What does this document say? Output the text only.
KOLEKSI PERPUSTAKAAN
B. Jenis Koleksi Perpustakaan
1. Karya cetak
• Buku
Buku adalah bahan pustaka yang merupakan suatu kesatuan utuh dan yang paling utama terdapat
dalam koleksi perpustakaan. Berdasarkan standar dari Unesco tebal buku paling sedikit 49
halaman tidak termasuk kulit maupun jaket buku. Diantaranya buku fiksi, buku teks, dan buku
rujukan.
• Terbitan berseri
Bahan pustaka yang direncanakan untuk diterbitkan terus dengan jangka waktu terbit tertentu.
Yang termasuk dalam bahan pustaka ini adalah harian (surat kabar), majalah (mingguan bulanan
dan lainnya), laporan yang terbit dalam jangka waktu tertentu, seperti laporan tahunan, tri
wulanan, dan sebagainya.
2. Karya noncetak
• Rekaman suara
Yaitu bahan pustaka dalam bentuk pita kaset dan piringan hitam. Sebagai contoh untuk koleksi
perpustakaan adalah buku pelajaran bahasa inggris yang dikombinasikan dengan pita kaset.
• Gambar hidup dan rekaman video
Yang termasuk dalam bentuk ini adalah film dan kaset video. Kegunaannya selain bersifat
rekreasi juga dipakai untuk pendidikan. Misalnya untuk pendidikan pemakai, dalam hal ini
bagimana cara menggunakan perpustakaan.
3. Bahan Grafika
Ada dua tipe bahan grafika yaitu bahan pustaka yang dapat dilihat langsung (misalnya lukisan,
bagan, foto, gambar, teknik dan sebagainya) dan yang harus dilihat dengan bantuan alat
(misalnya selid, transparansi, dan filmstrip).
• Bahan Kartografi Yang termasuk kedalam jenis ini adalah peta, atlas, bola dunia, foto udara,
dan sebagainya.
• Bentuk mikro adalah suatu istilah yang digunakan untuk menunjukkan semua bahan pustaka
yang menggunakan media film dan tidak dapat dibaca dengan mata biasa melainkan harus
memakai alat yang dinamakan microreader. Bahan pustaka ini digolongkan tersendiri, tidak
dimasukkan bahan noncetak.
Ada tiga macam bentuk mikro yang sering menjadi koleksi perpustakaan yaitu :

===============

Reproduce the listing in full. Keep it exactly as written.

What does this document say? Output the text only.
KOLEKSI PERPUSTAKAAN
B. Jenis Koleksi Perpustakaan
1. Karya cetak
• Buku
Buku adalah bahan pustaka yang merupakan suatu kesatuan utuh dan yang paling utama terdapat
dalam koleksi perpustakaan. Berdasarkan standar dari Unesco tebal buku paling sedikit 49
halaman tidak termasuk kulit maupun jaket buku. Diantaranya buku fiksi, buku teks, dan buku
rujukan.
• Terbitan berseri
Bahan pustaka yang direncanakan untuk diterbitkan terus dengan jangka waktu terbit tertentu.
Yang termasuk dalam bahan pustaka ini adalah harian (surat kabar), majalah (mingguan bulanan
dan lainnya), laporan yang terbit dalam jangka waktu tertentu, seperti laporan tahunan, tri
wulanan, dan sebagainya.
2. Karya noncetak
• Rekaman suara
Yaitu bahan pustaka dalam bentuk pita kaset dan piringan hitam. Sebagai contoh untuk koleksi
perpustakaan adalah buku pelajaran bahasa inggris yang dikombinasikan dengan pita kaset.
• Gambar hidup dan rekaman video
Yang termasuk dalam bentuk ini adalah film dan kaset video. Kegunaannya selain bersifat
rekreasi juga dipakai untuk pendidikan. Misalnya untuk pendidikan pemakai, dalam hal ini
bagimana cara menggunakan perpustakaan.
3. Bahan Grafika
Ada dua tipe bahan grafika yaitu bahan pustaka yang dapat dilihat langsung (misalnya lukisan,
bagan, foto, gambar, teknik dan sebagainya) dan yang harus dilihat dengan bantuan alat
(misalnya selid, transparansi, dan filmstrip).
• Bahan Kartografi Yang termasuk kedalam jenis ini adalah peta, atlas, bola dunia, foto udara,
dan sebagainya.
• Bentuk mikro adalah suatu istilah yang digunakan untuk menunjukkan semua bahan pustaka
yang menggunakan media film dan tidak dapat dibaca dengan mata biasa melainkan harus
memakai alat yang dinamakan microreader. Bahan pustaka ini digolongkan tersendiri, tidak
dimasukkan bahan noncetak.
Ada tiga macam bentuk mikro yang sering menjadi koleksi perpustakaan yaitu :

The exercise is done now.